Reproduce every entry that follows word for word, but omit the images.

(Dataset items)
=====
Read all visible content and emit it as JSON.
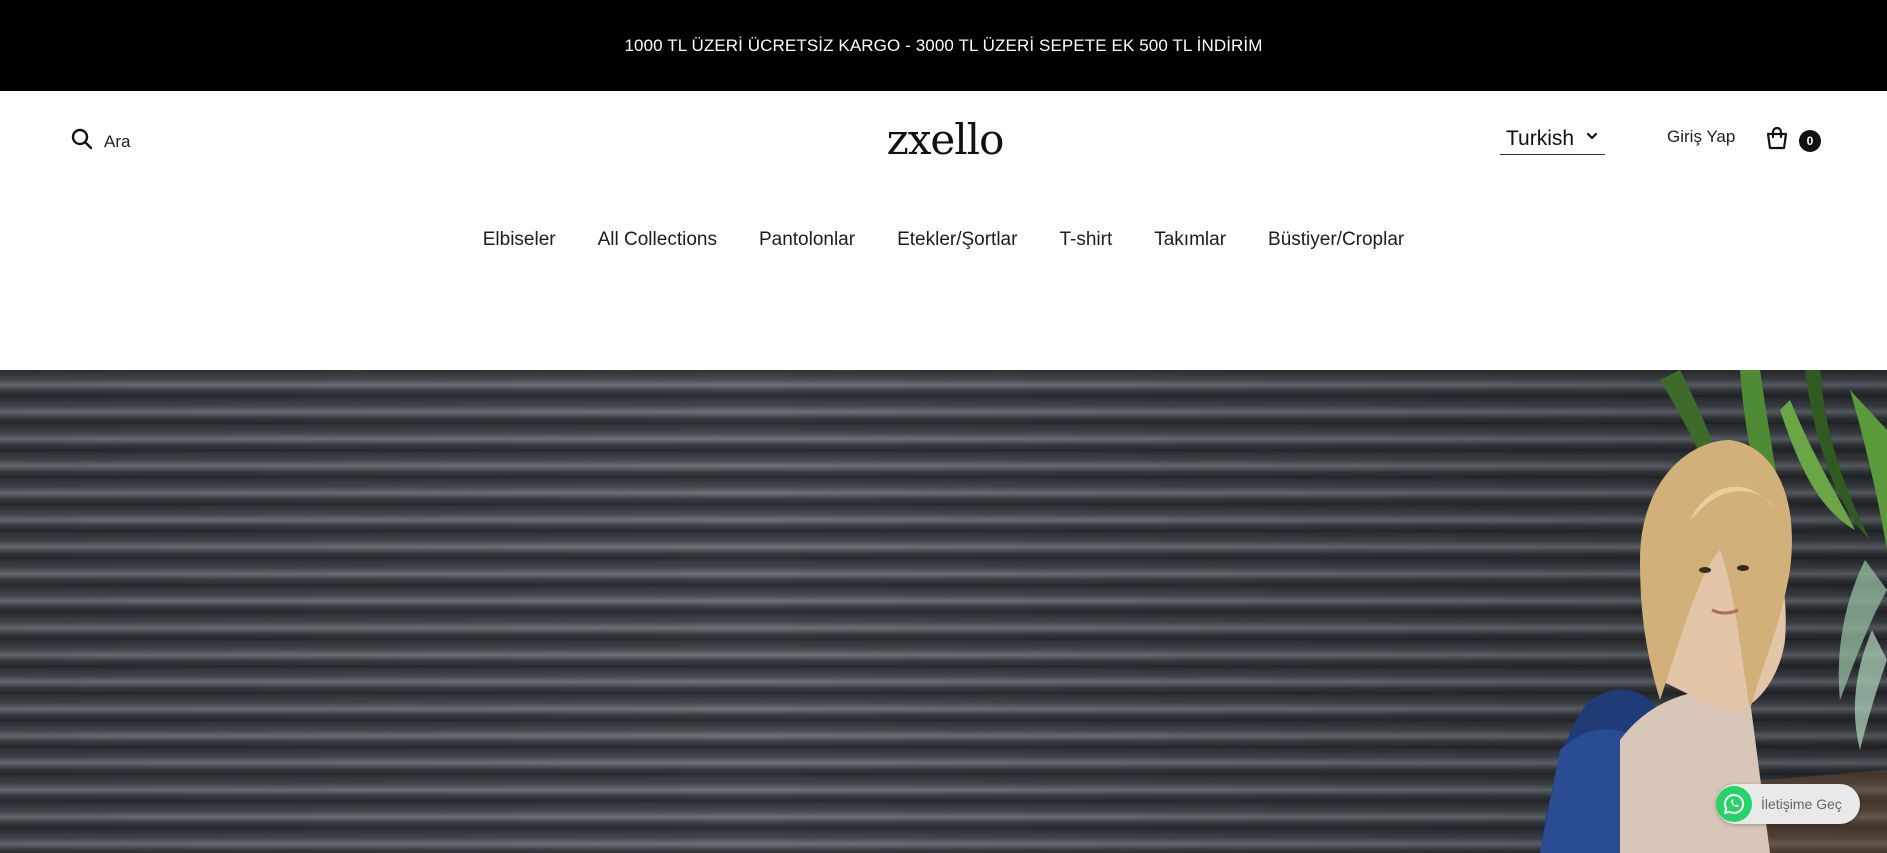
{
  "announcement": {
    "text": "1000 TL ÜZERİ ÜCRETSİZ KARGO - 3000 TL ÜZERİ SEPETE EK 500 TL İNDİRİM"
  },
  "header": {
    "search_label": "Ara",
    "logo_text": "zxello",
    "language": "Turkish",
    "login_label": "Giriş Yap",
    "cart_count": "0"
  },
  "nav": {
    "items": [
      {
        "label": "Elbiseler"
      },
      {
        "label": "All Collections"
      },
      {
        "label": "Pantolonlar"
      },
      {
        "label": "Etekler/Şortlar"
      },
      {
        "label": "T-shirt"
      },
      {
        "label": "Takımlar"
      },
      {
        "label": "Büstiyer/Croplar"
      }
    ]
  },
  "hero": {
    "image": "woman-seated-against-corrugated-metal-wall"
  },
  "whatsapp": {
    "label": "İletişime Geç",
    "icon": "whatsapp-icon"
  },
  "colors": {
    "announcement_bg": "#000000",
    "whatsapp_green": "#25d366"
  }
}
=====
Task output:
Read all visible content and emit it as JSON.
{
  "announcement": {
    "text": "1000 TL ÜZERİ ÜCRETSİZ KARGO - 3000 TL ÜZERİ SEPETE EK 500 TL İNDİRİM"
  },
  "header": {
    "search_label": "Ara",
    "logo_text": "zxello",
    "language": "Turkish",
    "login_label": "Giriş Yap",
    "cart_count": "0"
  },
  "nav": {
    "items": [
      {
        "label": "Elbiseler"
      },
      {
        "label": "All Collections"
      },
      {
        "label": "Pantolonlar"
      },
      {
        "label": "Etekler/Şortlar"
      },
      {
        "label": "T-shirt"
      },
      {
        "label": "Takımlar"
      },
      {
        "label": "Büstiyer/Croplar"
      }
    ]
  },
  "hero": {
    "image": "woman-seated-against-corrugated-metal-wall"
  },
  "whatsapp": {
    "label": "İletişime Geç",
    "icon": "whatsapp-icon"
  },
  "colors": {
    "announcement_bg": "#000000",
    "whatsapp_green": "#25d366"
  }
}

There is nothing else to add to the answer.